▶ AIM OF THE TASK: Set the listing down again in full, word for word, with the pictures left out.

▶ DATA ENTRIES:
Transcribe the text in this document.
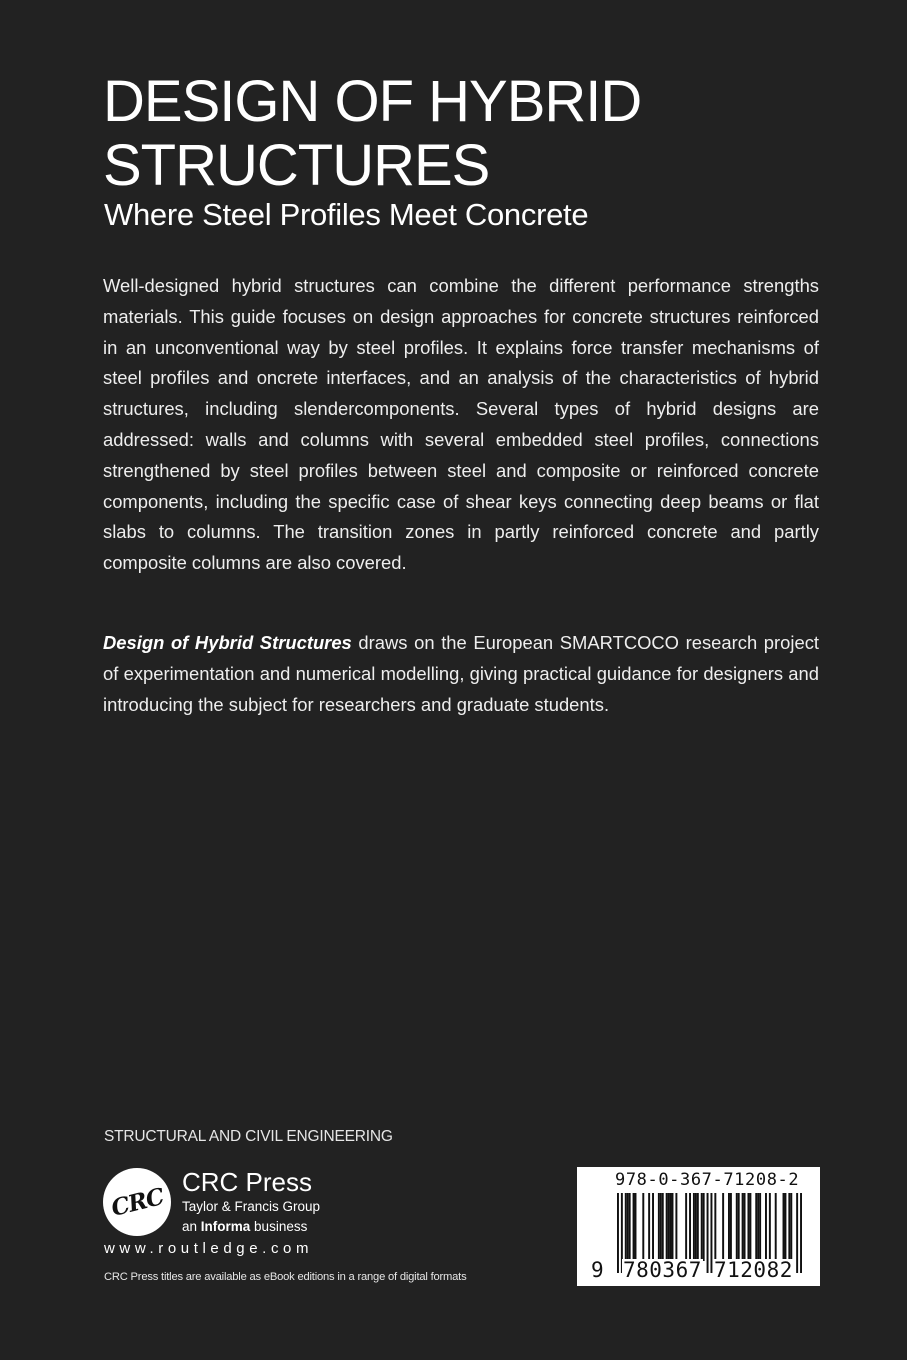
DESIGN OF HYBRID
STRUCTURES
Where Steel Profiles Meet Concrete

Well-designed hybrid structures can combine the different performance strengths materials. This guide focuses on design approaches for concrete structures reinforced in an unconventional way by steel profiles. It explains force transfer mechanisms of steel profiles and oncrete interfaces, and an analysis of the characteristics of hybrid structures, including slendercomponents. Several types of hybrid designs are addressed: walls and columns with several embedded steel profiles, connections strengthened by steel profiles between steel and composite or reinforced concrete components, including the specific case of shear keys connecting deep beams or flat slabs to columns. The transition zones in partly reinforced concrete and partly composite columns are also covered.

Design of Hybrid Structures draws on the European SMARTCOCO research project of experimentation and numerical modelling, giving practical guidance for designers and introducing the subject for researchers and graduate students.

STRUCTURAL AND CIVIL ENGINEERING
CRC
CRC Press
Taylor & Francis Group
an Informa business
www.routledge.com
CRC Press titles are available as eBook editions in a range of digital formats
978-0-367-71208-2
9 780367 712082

▶ SOLUTION BELOW:
Transcribe the text in this document.
DESIGN OF HYBRID
STRUCTURES
Where Steel Profiles Meet Concrete

Well-designed hybrid structures can combine the different performance strengths materials. This guide focuses on design approaches for concrete structures reinforced in an unconventional way by steel profiles. It explains force transfer mechanisms of steel profiles and oncrete interfaces, and an analysis of the characteristics of hybrid structures, including slendercomponents. Several types of hybrid designs are addressed: walls and columns with several embedded steel profiles, connections strengthened by steel profiles between steel and composite or reinforced concrete components, including the specific case of shear keys connecting deep beams or flat slabs to columns. The transition zones in partly reinforced concrete and partly composite columns are also covered.

Design of Hybrid Structures draws on the European SMARTCOCO research project of experimentation and numerical modelling, giving practical guidance for designers and introducing the subject for researchers and graduate students.

STRUCTURAL AND CIVIL ENGINEERING
CRC
CRC Press
Taylor & Francis Group
an Informa business
www.routledge.com
CRC Press titles are available as eBook editions in a range of digital formats
978-0-367-71208-2
9 780367 712082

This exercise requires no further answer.